# START OF Records for the exercise
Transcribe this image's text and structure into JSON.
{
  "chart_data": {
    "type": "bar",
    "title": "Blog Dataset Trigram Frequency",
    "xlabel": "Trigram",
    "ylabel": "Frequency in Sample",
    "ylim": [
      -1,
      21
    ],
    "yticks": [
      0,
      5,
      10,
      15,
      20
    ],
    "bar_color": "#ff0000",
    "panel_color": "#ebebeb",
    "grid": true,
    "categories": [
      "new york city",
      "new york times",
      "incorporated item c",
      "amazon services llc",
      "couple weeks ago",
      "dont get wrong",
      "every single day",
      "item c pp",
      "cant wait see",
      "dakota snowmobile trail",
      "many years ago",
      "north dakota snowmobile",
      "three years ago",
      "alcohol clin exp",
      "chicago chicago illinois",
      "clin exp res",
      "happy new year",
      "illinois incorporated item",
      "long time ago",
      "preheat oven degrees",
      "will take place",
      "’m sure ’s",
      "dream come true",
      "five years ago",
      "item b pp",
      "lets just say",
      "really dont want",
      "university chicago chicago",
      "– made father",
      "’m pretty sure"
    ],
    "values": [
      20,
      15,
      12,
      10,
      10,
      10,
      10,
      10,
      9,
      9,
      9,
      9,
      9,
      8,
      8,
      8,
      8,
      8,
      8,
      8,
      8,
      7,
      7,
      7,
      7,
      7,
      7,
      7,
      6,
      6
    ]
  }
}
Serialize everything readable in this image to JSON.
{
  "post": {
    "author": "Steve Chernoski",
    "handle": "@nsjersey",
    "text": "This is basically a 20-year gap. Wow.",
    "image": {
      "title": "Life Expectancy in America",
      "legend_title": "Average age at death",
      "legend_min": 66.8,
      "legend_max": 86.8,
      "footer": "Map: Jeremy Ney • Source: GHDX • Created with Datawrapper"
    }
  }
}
# END OF Records for the exercise
# START OF Records for the exercise
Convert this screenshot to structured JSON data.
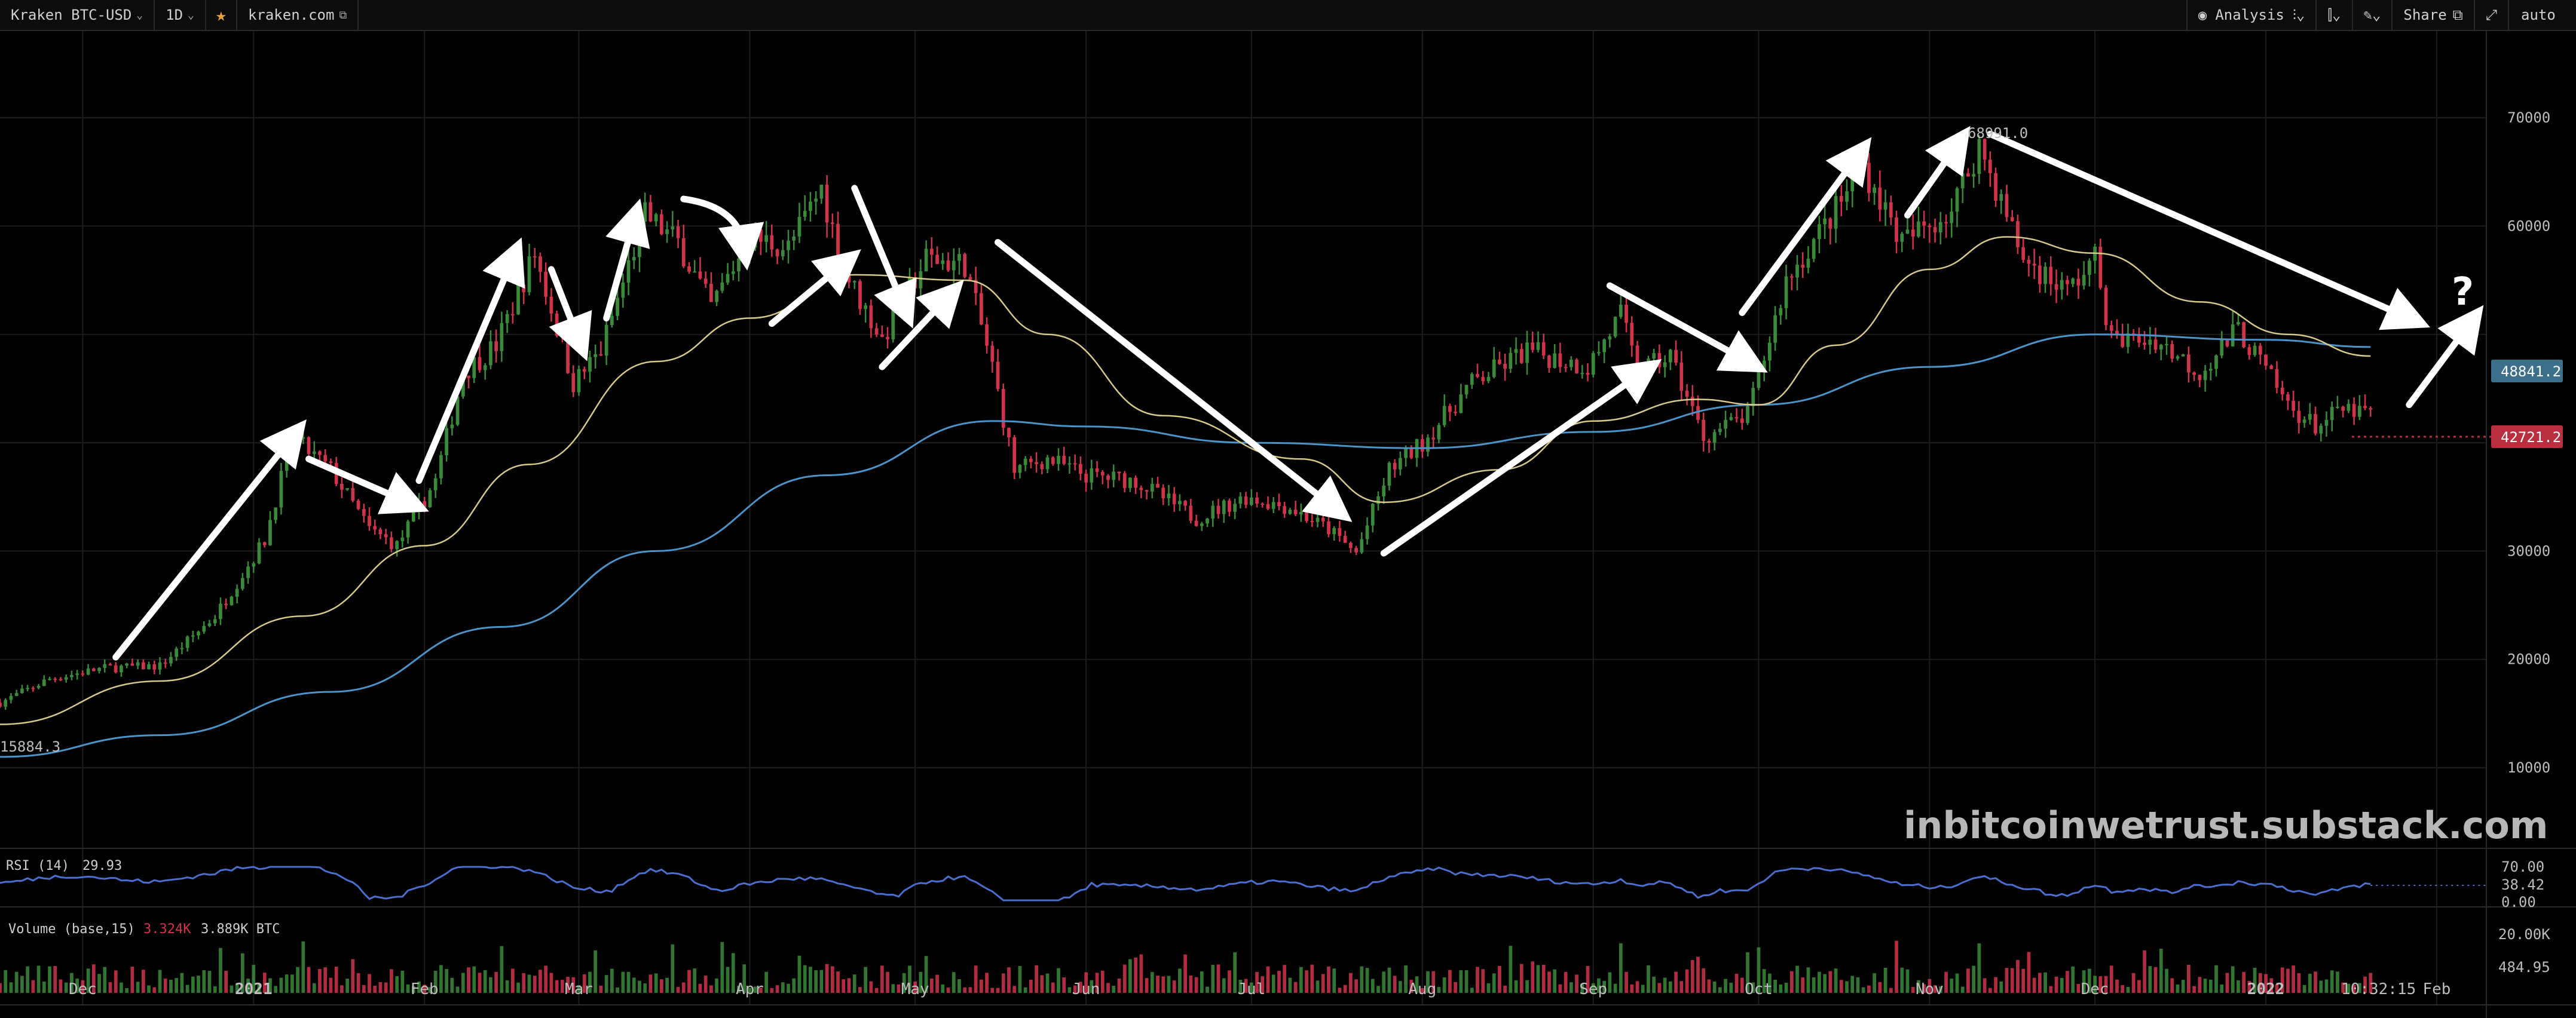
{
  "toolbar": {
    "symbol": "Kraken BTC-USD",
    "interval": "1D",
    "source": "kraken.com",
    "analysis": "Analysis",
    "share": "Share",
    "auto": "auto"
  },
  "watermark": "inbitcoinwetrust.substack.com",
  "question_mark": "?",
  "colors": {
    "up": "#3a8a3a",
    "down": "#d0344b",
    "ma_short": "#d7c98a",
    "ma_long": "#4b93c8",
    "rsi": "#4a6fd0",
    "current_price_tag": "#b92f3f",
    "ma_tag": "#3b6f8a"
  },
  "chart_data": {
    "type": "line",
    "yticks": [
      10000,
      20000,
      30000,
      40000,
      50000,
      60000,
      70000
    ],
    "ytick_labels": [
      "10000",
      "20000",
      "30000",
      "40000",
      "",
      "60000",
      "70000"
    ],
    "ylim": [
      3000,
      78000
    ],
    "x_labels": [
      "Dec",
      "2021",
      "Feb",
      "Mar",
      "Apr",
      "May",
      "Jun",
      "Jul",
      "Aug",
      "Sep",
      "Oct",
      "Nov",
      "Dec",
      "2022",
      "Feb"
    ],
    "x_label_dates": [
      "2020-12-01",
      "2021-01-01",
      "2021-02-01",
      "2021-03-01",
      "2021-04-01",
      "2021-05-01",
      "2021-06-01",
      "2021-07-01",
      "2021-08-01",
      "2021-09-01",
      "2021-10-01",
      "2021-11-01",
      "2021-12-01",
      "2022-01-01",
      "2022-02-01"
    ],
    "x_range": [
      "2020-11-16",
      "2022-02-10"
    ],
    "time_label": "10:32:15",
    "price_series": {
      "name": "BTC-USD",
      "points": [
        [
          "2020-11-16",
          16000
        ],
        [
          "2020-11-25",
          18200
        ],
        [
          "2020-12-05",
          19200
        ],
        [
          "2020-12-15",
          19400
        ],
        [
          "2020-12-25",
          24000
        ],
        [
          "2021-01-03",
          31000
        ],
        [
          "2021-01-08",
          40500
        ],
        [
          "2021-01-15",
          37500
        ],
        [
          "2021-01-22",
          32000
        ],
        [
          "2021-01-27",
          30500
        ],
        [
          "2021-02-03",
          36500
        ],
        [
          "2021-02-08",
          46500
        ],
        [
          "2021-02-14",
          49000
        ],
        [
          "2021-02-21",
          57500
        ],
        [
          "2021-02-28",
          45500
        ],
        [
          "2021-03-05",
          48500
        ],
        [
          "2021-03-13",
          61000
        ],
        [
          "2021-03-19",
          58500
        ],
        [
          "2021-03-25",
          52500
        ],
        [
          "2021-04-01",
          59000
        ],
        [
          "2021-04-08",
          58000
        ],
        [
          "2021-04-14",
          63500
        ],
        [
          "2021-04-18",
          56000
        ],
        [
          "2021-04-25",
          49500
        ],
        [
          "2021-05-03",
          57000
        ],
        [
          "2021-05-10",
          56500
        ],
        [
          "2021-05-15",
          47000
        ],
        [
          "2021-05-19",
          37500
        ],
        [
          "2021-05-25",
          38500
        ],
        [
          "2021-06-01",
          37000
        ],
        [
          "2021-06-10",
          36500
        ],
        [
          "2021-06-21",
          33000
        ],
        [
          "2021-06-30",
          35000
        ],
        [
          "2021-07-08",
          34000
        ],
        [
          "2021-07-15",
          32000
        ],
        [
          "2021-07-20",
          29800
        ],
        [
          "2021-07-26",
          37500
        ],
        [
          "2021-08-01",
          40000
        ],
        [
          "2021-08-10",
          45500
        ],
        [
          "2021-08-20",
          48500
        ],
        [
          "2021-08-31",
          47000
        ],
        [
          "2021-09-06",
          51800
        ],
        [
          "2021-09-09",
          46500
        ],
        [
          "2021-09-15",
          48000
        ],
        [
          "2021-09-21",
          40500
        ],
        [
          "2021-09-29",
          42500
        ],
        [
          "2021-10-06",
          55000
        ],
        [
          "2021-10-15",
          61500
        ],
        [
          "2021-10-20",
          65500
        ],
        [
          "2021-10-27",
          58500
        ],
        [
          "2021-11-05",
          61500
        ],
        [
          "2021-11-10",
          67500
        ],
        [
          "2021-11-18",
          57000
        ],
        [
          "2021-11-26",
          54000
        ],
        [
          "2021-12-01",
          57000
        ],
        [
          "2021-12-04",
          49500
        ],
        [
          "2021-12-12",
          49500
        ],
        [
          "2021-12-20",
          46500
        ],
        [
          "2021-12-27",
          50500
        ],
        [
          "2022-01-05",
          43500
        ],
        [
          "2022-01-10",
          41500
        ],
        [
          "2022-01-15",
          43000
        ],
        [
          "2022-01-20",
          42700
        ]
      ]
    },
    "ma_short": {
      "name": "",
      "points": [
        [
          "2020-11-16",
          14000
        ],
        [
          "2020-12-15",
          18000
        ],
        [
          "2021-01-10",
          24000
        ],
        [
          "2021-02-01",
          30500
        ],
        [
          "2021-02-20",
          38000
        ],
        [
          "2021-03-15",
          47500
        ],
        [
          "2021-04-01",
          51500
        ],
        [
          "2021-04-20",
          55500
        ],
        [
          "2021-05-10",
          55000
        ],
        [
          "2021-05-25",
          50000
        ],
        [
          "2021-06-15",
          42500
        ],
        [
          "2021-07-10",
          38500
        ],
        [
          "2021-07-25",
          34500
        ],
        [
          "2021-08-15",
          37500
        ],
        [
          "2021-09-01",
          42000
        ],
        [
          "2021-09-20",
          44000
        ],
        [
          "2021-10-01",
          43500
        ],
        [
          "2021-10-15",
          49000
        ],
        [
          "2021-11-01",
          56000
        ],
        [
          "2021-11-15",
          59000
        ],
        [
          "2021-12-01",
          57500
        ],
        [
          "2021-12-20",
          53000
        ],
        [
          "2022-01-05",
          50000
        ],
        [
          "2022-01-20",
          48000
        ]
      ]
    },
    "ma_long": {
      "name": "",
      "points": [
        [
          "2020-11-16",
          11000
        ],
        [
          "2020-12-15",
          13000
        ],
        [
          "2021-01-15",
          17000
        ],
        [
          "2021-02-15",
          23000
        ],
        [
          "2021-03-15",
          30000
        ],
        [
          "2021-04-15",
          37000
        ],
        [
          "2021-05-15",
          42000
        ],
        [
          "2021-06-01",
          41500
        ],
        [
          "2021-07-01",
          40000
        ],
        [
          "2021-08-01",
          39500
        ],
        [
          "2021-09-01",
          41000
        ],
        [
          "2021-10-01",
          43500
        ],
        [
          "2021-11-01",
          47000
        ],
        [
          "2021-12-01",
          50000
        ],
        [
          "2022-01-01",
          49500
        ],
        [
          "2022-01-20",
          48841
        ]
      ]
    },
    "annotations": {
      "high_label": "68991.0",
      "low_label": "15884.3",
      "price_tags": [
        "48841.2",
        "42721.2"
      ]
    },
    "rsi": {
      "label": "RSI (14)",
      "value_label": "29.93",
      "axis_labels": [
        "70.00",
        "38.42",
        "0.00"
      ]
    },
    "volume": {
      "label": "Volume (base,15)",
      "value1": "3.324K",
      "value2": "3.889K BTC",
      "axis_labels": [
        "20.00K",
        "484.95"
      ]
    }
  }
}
# END OF Records for the exercise
# Exercise requirements:
Within the records, how many lines include "chicago"? The answer is the number and nothing else.

# Written reply:
2